### Task statement:
Find each line with the word "that" and say how many there are, nothing else.

### Records supplied:
####
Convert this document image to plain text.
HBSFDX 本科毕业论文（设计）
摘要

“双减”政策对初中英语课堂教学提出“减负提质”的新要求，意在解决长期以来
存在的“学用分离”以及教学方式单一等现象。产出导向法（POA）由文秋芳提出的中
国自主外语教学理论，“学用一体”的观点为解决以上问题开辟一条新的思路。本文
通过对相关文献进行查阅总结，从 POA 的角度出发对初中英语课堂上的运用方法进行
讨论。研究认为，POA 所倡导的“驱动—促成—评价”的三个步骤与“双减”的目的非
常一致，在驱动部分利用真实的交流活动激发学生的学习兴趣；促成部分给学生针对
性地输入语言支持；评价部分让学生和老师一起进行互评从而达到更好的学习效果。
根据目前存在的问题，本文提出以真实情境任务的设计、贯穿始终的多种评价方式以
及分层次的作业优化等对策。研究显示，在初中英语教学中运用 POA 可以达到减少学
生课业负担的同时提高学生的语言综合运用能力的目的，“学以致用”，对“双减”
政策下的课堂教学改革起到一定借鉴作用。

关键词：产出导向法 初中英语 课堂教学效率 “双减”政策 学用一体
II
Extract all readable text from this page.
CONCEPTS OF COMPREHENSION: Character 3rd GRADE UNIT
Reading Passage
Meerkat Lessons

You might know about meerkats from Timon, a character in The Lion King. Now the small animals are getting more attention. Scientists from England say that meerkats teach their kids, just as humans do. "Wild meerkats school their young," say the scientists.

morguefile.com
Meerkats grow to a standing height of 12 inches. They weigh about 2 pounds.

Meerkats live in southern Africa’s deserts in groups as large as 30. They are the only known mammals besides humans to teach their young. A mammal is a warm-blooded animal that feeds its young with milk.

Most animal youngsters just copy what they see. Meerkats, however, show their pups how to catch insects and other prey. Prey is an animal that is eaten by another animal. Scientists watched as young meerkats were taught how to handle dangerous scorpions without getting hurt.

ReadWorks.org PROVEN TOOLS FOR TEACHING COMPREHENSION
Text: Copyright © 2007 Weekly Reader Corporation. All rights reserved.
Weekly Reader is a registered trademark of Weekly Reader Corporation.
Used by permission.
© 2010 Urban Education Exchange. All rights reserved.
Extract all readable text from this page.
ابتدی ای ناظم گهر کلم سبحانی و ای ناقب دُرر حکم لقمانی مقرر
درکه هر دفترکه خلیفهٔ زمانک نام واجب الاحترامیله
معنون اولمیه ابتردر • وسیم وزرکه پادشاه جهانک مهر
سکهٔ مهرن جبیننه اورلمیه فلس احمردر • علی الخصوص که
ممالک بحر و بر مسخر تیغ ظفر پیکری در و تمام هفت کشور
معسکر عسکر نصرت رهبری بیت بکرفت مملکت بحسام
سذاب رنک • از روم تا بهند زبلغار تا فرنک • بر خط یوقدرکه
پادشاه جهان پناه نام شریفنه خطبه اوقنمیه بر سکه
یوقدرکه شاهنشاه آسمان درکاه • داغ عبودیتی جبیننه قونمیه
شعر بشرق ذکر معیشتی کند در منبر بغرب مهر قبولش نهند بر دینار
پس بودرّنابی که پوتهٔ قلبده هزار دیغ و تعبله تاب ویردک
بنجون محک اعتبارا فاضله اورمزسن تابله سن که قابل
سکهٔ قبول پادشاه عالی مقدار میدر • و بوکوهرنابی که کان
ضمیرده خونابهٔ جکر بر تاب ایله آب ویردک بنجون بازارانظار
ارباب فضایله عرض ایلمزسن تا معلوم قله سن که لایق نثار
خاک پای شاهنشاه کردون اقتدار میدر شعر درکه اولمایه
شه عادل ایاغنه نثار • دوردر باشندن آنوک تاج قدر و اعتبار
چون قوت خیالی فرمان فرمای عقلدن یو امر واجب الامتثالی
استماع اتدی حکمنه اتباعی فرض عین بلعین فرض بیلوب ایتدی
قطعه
####
### Solution to the exercise:
3